Dataset records:
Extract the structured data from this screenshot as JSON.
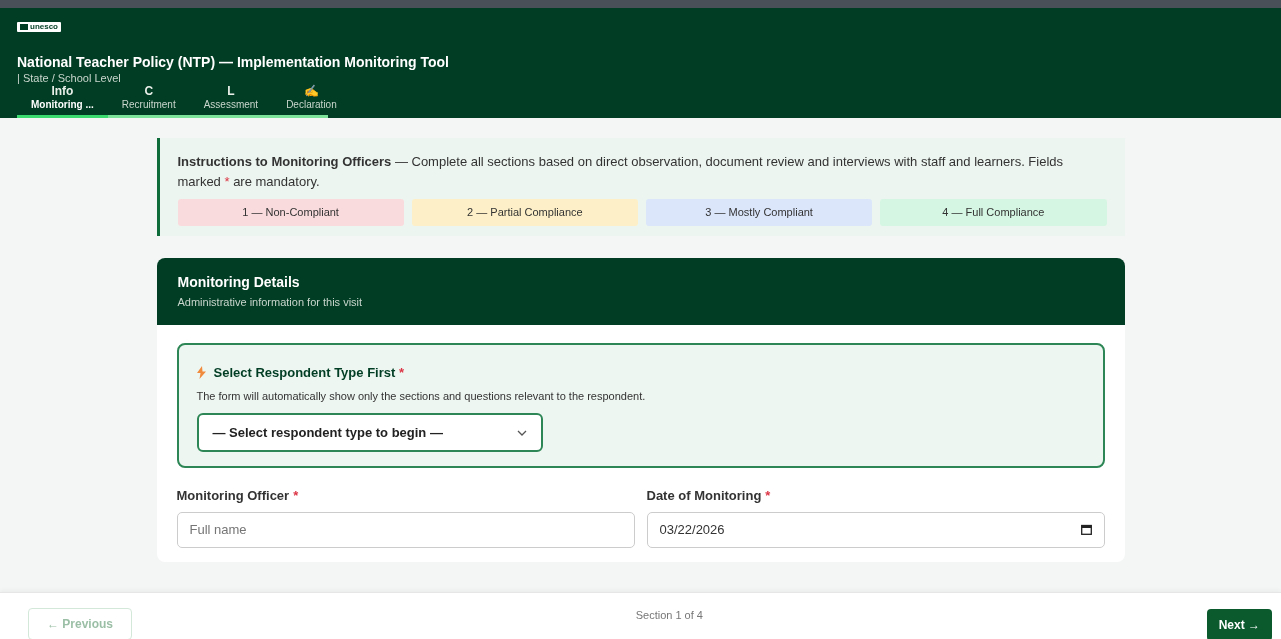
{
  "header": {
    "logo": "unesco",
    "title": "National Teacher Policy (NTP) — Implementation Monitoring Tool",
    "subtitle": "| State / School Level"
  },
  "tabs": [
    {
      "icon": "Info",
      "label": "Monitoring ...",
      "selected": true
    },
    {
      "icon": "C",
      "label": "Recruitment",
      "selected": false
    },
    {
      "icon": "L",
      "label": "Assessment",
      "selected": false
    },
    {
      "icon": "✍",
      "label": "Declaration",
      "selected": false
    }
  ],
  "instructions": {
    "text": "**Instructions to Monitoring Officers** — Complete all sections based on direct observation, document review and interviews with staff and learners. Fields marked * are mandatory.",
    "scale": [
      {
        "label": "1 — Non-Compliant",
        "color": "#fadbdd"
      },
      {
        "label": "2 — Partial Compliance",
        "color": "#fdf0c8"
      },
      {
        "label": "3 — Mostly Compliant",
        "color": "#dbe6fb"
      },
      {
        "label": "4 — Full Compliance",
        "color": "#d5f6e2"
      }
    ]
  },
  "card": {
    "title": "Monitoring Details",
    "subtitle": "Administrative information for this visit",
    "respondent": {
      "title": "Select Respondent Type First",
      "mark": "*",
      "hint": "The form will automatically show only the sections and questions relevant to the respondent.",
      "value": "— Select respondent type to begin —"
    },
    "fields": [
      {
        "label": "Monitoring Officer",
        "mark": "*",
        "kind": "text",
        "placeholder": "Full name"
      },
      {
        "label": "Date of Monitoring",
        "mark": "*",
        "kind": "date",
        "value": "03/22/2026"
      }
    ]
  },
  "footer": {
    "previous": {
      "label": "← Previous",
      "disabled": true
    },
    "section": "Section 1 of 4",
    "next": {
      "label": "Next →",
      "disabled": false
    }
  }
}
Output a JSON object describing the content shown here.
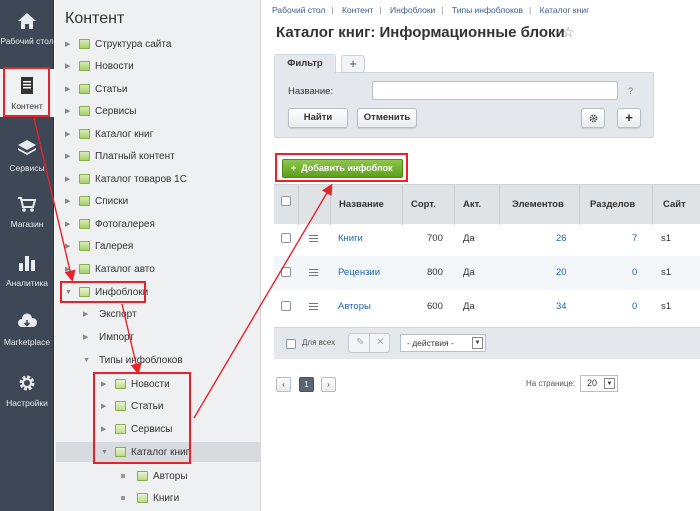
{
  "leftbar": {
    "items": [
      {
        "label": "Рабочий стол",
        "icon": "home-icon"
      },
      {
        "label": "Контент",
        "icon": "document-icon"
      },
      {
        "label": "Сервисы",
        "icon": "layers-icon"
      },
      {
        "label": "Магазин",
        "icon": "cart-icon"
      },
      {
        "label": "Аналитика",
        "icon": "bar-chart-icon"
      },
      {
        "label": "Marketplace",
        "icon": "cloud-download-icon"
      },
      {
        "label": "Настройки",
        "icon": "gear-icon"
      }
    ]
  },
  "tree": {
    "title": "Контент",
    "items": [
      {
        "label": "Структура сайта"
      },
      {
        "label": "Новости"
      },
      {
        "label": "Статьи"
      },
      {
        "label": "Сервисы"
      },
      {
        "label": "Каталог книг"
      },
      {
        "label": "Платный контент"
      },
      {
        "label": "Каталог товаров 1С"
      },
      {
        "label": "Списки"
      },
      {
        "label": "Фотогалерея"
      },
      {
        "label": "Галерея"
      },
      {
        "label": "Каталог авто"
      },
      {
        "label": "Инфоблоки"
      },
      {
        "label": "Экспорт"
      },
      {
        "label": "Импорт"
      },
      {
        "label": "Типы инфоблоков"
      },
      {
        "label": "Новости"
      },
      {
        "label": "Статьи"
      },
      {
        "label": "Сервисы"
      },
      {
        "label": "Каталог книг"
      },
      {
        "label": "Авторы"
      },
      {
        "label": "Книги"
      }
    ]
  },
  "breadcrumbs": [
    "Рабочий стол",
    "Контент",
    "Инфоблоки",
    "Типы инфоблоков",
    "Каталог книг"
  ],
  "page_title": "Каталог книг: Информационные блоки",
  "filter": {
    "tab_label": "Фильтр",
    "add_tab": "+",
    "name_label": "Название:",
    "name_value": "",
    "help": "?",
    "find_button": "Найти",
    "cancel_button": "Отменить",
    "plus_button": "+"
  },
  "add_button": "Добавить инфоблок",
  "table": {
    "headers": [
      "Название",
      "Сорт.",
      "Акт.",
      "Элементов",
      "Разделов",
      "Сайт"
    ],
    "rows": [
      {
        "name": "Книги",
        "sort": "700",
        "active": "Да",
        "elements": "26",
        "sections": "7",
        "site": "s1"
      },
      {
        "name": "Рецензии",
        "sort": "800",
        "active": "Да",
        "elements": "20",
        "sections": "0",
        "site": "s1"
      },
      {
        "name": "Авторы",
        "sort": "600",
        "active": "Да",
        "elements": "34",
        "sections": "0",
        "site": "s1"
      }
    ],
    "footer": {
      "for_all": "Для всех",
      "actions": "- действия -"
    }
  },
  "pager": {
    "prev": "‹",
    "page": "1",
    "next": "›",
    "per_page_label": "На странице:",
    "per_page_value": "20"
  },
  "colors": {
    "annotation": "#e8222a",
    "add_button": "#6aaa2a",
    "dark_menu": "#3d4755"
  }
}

Stated exercise —
List every line above that contains the word "this".

Correct answer —
Extract the structured data from this screenshot as JSON.
    "subtitle": "Administrative information for this visit",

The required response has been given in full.